§ **WRITTEN EXERCISE**
Restate each entry word for word, leaving nothing out.

Collection entries:

* START *

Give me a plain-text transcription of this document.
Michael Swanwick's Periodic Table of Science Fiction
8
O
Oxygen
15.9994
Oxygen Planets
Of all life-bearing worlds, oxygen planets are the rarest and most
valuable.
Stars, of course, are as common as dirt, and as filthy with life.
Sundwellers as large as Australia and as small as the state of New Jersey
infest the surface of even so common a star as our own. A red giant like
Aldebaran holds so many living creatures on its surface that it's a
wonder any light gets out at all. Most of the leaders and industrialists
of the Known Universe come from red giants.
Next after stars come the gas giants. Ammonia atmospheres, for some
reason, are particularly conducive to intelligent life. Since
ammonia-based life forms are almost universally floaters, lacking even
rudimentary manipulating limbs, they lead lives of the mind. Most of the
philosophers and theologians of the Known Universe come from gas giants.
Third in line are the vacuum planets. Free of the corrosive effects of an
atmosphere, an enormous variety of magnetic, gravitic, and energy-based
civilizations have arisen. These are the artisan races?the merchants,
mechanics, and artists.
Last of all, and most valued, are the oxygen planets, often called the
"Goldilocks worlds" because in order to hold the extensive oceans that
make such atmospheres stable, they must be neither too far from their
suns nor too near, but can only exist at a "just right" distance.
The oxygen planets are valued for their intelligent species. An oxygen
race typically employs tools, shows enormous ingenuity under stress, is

* END *

§ **FINISHED TASK**
Give me a plain-text transcription of this document.
Michael Swanwick's Periodic Table of Science Fiction
8
O
Oxygen
15.9994
Oxygen Planets
Of all life-bearing worlds, oxygen planets are the rarest and most
valuable.
Stars, of course, are as common as dirt, and as filthy with life.
Sundwellers as large as Australia and as small as the state of New Jersey
infest the surface of even so common a star as our own. A red giant like
Aldebaran holds so many living creatures on its surface that it's a
wonder any light gets out at all. Most of the leaders and industrialists
of the Known Universe come from red giants.
Next after stars come the gas giants. Ammonia atmospheres, for some
reason, are particularly conducive to intelligent life. Since
ammonia-based life forms are almost universally floaters, lacking even
rudimentary manipulating limbs, they lead lives of the mind. Most of the
philosophers and theologians of the Known Universe come from gas giants.
Third in line are the vacuum planets. Free of the corrosive effects of an
atmosphere, an enormous variety of magnetic, gravitic, and energy-based
civilizations have arisen. These are the artisan races?the merchants,
mechanics, and artists.
Last of all, and most valued, are the oxygen planets, often called the
"Goldilocks worlds" because in order to hold the extensive oceans that
make such atmospheres stable, they must be neither too far from their
suns nor too near, but can only exist at a "just right" distance.
The oxygen planets are valued for their intelligent species. An oxygen
race typically employs tools, shows enormous ingenuity under stress, is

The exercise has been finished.